▶ _WHAT THIS TASK INVOLVES_
Return each line containing "Gender".

__________________________________________________

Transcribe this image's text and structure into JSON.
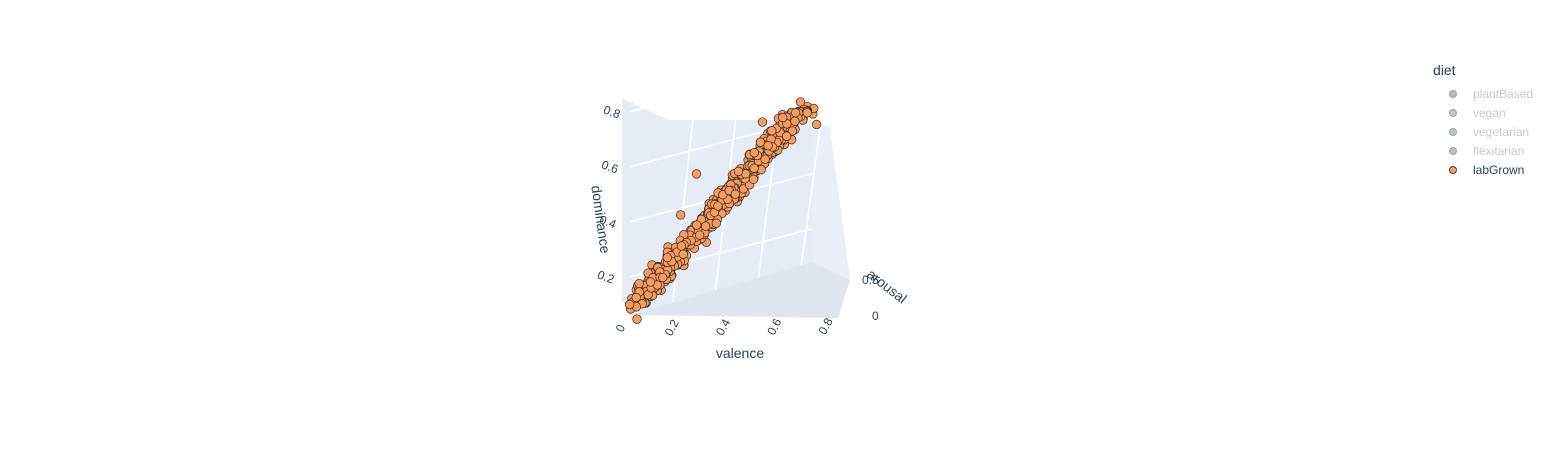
{
  "chart_data": {
    "type": "scatter",
    "subtype": "3d",
    "axes": {
      "x": {
        "title": "valence",
        "range": [
          0,
          0.85
        ],
        "ticks": [
          "0",
          "0.2",
          "0.4",
          "0.6",
          "0.8"
        ]
      },
      "y": {
        "title": "arousal",
        "range": [
          0,
          0.6
        ],
        "ticks": [
          "0",
          "0.5"
        ]
      },
      "z": {
        "title": "dominance",
        "range": [
          0.05,
          0.85
        ],
        "ticks": [
          "0.2",
          "0.4",
          "0.6",
          "0.8"
        ]
      }
    },
    "legend": {
      "title": "diet",
      "placement": "top-right",
      "entries": [
        {
          "name": "plantBased",
          "color": "#6c7a89",
          "visible": false
        },
        {
          "name": "vegan",
          "color": "#7f8c8d",
          "visible": false
        },
        {
          "name": "vegetarian",
          "color": "#5aa382",
          "visible": false
        },
        {
          "name": "flexitarian",
          "color": "#7a8088",
          "visible": false
        },
        {
          "name": "labGrown",
          "color": "#f4a261",
          "visible": true
        }
      ]
    },
    "series": [
      {
        "name": "labGrown",
        "color": "#fc9b5c",
        "trend": {
          "valence_at_dominance_0_1": 0.05,
          "valence_at_dominance_0_75": 0.75
        },
        "points": [
          {
            "valence": 0.02,
            "arousal": 0.1,
            "dominance": 0.04
          },
          {
            "valence": 0.7,
            "arousal": 0.4,
            "dominance": 0.78
          },
          {
            "valence": 0.77,
            "arousal": 0.3,
            "dominance": 0.7
          },
          {
            "valence": 0.55,
            "arousal": 0.3,
            "dominance": 0.72
          },
          {
            "valence": 0.28,
            "arousal": 0.2,
            "dominance": 0.55
          },
          {
            "valence": 0.2,
            "arousal": 0.3,
            "dominance": 0.4
          },
          {
            "valence": 0.74,
            "arousal": 0.5,
            "dominance": 0.73
          }
        ]
      }
    ],
    "grid": true,
    "background": "#e5ecf6"
  }
}
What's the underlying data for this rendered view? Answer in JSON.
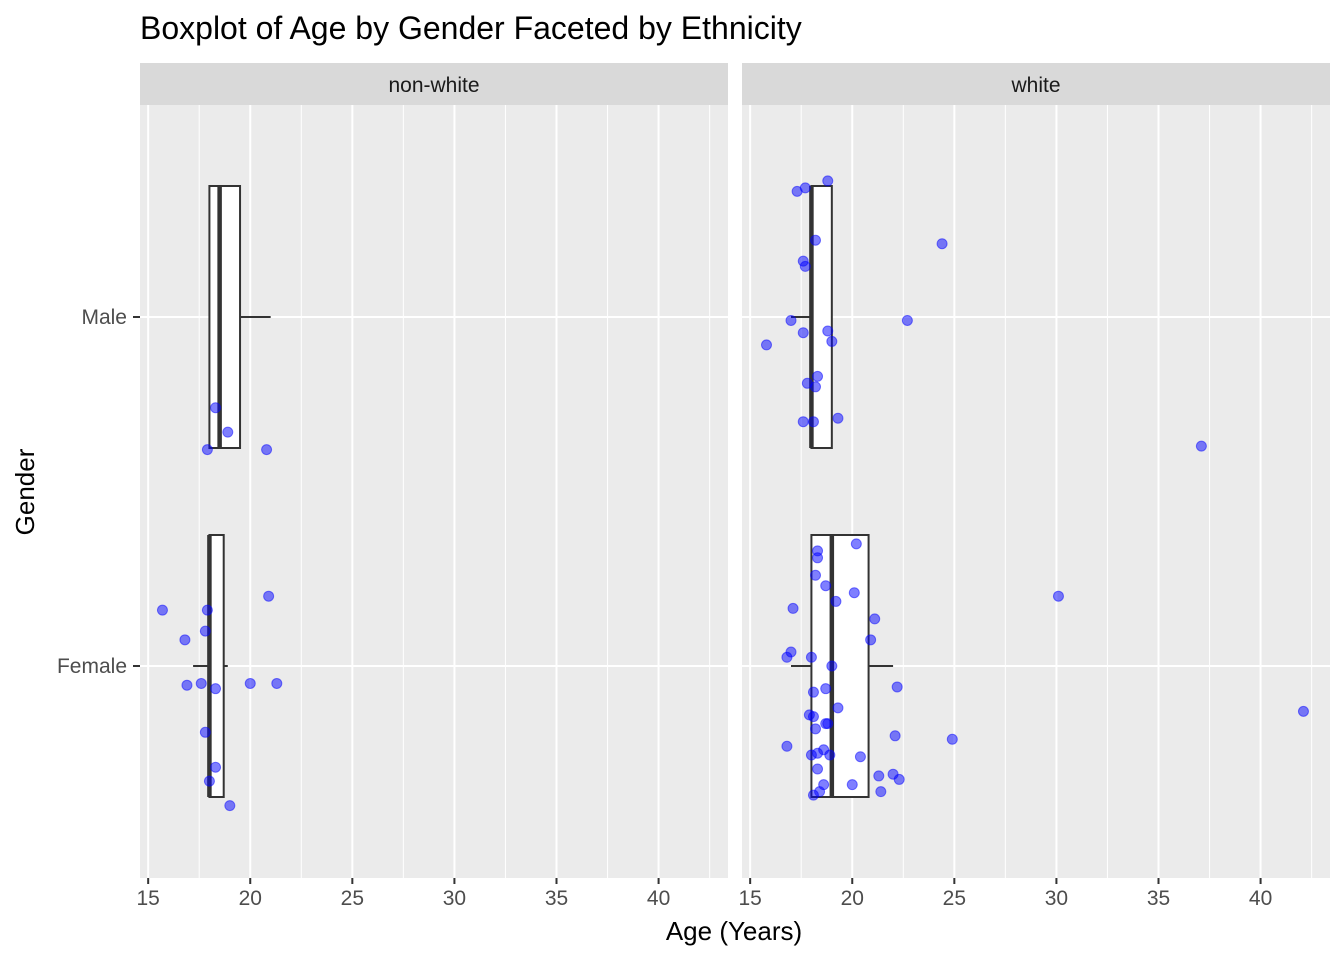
{
  "chart_data": {
    "type": "boxplot",
    "title": "Boxplot of Age by Gender Faceted by Ethnicity",
    "xlabel": "Age (Years)",
    "ylabel": "Gender",
    "xlim": [
      14.6,
      43.4
    ],
    "x_ticks": [
      15,
      20,
      25,
      30,
      35,
      40
    ],
    "categories": [
      "Female",
      "Male"
    ],
    "grid": true,
    "point_color": "#0000ff",
    "facets": [
      {
        "label": "non-white",
        "boxes": [
          {
            "category": "Male",
            "whisker_low": 18,
            "q1": 18,
            "median": 18.5,
            "q3": 19.5,
            "whisker_high": 21,
            "points": [
              {
                "x": 18.3,
                "y": -0.26
              },
              {
                "x": 18.9,
                "y": -0.33
              },
              {
                "x": 17.9,
                "y": -0.38
              },
              {
                "x": 20.8,
                "y": -0.38
              }
            ]
          },
          {
            "category": "Female",
            "whisker_low": 17.2,
            "q1": 18,
            "median": 18,
            "q3": 18.7,
            "whisker_high": 18.9,
            "points": [
              {
                "x": 15.7,
                "y": 0.16
              },
              {
                "x": 17.9,
                "y": 0.16
              },
              {
                "x": 20.9,
                "y": 0.2
              },
              {
                "x": 17.8,
                "y": 0.1
              },
              {
                "x": 16.8,
                "y": 0.075
              },
              {
                "x": 16.9,
                "y": -0.055
              },
              {
                "x": 17.6,
                "y": -0.05
              },
              {
                "x": 18.3,
                "y": -0.065
              },
              {
                "x": 20.0,
                "y": -0.05
              },
              {
                "x": 21.3,
                "y": -0.05
              },
              {
                "x": 17.8,
                "y": -0.19
              },
              {
                "x": 18.3,
                "y": -0.29
              },
              {
                "x": 18.0,
                "y": -0.33
              },
              {
                "x": 19.0,
                "y": -0.4
              }
            ]
          }
        ]
      },
      {
        "label": "white",
        "boxes": [
          {
            "category": "Male",
            "whisker_low": 17,
            "q1": 18,
            "median": 18,
            "q3": 19,
            "whisker_high": 19,
            "points": [
              {
                "x": 18.8,
                "y": 0.39
              },
              {
                "x": 17.7,
                "y": 0.37
              },
              {
                "x": 17.3,
                "y": 0.36
              },
              {
                "x": 18.2,
                "y": 0.22
              },
              {
                "x": 24.4,
                "y": 0.21
              },
              {
                "x": 17.6,
                "y": 0.16
              },
              {
                "x": 17.7,
                "y": 0.145
              },
              {
                "x": 17.0,
                "y": -0.01
              },
              {
                "x": 22.7,
                "y": -0.01
              },
              {
                "x": 17.6,
                "y": -0.045
              },
              {
                "x": 18.8,
                "y": -0.04
              },
              {
                "x": 19.0,
                "y": -0.07
              },
              {
                "x": 15.8,
                "y": -0.08
              },
              {
                "x": 18.3,
                "y": -0.17
              },
              {
                "x": 17.8,
                "y": -0.19
              },
              {
                "x": 18.2,
                "y": -0.2
              },
              {
                "x": 19.3,
                "y": -0.29
              },
              {
                "x": 17.6,
                "y": -0.3
              },
              {
                "x": 18.1,
                "y": -0.3
              },
              {
                "x": 37.1,
                "y": -0.37
              }
            ]
          },
          {
            "category": "Female",
            "whisker_low": 17,
            "q1": 18,
            "median": 19,
            "q3": 20.8,
            "whisker_high": 22,
            "points": [
              {
                "x": 20.2,
                "y": 0.35
              },
              {
                "x": 18.3,
                "y": 0.33
              },
              {
                "x": 18.3,
                "y": 0.31
              },
              {
                "x": 18.2,
                "y": 0.26
              },
              {
                "x": 18.7,
                "y": 0.23
              },
              {
                "x": 20.1,
                "y": 0.21
              },
              {
                "x": 30.1,
                "y": 0.2
              },
              {
                "x": 19.2,
                "y": 0.185
              },
              {
                "x": 17.1,
                "y": 0.165
              },
              {
                "x": 21.1,
                "y": 0.135
              },
              {
                "x": 20.9,
                "y": 0.075
              },
              {
                "x": 17.0,
                "y": 0.04
              },
              {
                "x": 16.8,
                "y": 0.025
              },
              {
                "x": 18.0,
                "y": 0.025
              },
              {
                "x": 19.0,
                "y": 0.0
              },
              {
                "x": 22.2,
                "y": -0.06
              },
              {
                "x": 18.1,
                "y": -0.075
              },
              {
                "x": 18.7,
                "y": -0.065
              },
              {
                "x": 19.3,
                "y": -0.12
              },
              {
                "x": 17.9,
                "y": -0.14
              },
              {
                "x": 18.1,
                "y": -0.145
              },
              {
                "x": 18.7,
                "y": -0.165
              },
              {
                "x": 18.8,
                "y": -0.165
              },
              {
                "x": 42.1,
                "y": -0.13
              },
              {
                "x": 18.2,
                "y": -0.18
              },
              {
                "x": 22.1,
                "y": -0.2
              },
              {
                "x": 24.9,
                "y": -0.21
              },
              {
                "x": 16.8,
                "y": -0.23
              },
              {
                "x": 18.6,
                "y": -0.24
              },
              {
                "x": 18.3,
                "y": -0.25
              },
              {
                "x": 18.0,
                "y": -0.255
              },
              {
                "x": 18.9,
                "y": -0.255
              },
              {
                "x": 20.4,
                "y": -0.26
              },
              {
                "x": 18.3,
                "y": -0.295
              },
              {
                "x": 21.3,
                "y": -0.315
              },
              {
                "x": 22.0,
                "y": -0.31
              },
              {
                "x": 22.3,
                "y": -0.325
              },
              {
                "x": 18.6,
                "y": -0.34
              },
              {
                "x": 20.0,
                "y": -0.34
              },
              {
                "x": 18.4,
                "y": -0.36
              },
              {
                "x": 21.4,
                "y": -0.36
              },
              {
                "x": 18.1,
                "y": -0.37
              }
            ]
          }
        ]
      }
    ]
  }
}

__________________________________________________

▶ _THE RESPONSE_
    "title": "Boxplot of Age by Gender Faceted by Ethnicity",
    "ylabel": "Gender",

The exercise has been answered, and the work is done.